Data entries

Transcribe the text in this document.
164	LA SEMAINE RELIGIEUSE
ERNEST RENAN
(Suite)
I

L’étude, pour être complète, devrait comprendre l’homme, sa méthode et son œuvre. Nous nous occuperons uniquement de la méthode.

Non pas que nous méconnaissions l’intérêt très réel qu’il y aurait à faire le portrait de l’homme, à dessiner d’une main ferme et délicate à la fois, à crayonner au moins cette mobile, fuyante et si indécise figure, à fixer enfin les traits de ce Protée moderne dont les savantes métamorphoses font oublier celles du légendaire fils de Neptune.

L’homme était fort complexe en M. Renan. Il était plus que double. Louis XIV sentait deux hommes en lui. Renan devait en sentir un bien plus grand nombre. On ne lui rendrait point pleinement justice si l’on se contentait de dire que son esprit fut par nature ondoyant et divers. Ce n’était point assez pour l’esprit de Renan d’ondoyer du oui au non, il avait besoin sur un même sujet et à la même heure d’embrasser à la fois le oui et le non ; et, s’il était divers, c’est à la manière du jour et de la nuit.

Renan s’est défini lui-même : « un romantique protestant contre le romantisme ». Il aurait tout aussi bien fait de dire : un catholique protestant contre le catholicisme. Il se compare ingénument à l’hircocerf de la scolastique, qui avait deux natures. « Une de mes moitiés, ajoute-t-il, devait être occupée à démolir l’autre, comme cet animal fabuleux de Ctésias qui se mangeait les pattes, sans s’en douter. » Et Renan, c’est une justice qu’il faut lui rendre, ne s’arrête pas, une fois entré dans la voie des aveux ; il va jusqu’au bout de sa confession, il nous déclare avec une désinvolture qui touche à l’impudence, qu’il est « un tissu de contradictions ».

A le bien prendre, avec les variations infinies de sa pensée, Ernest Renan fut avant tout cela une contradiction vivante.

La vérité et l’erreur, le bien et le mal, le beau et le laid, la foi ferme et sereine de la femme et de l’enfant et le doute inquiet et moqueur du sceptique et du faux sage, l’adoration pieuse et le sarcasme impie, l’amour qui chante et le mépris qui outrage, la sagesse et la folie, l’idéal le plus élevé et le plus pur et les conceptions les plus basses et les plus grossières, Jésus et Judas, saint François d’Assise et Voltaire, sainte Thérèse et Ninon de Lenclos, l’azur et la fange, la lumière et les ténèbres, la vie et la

* _Task_
Pull out all lines from the listing that contain the string "ferme".

* _Result of this task_
Non pas que nous méconnaissions l’intérêt très réel qu’il y aurait à faire le portrait de l’homme, à dessiner d’une main ferme et délicate à la fois, à crayonner au moins cette mobile, fuyante et si indécise figure, à fixer enfin les traits de ce Protée moderne dont les savantes métamorphoses font oublier celles du légendaire fils de Neptune.
La vérité et l’erreur, le bien et le mal, le beau et le laid, la foi ferme et sereine de la femme et de l’enfant et le doute inquiet et moqueur du sceptique et du faux sage, l’adoration pieuse et le sarcasme impie, l’amour qui chante et le mépris qui outrage, la sagesse et la folie, l’idéal le plus élevé et le plus pur et les conceptions les plus basses et les plus grossières, Jésus et Judas, saint François d’Assise et Voltaire, sainte Thérèse et Ninon de Lenclos, l’azur et la fange, la lumière et les ténèbres, la vie et la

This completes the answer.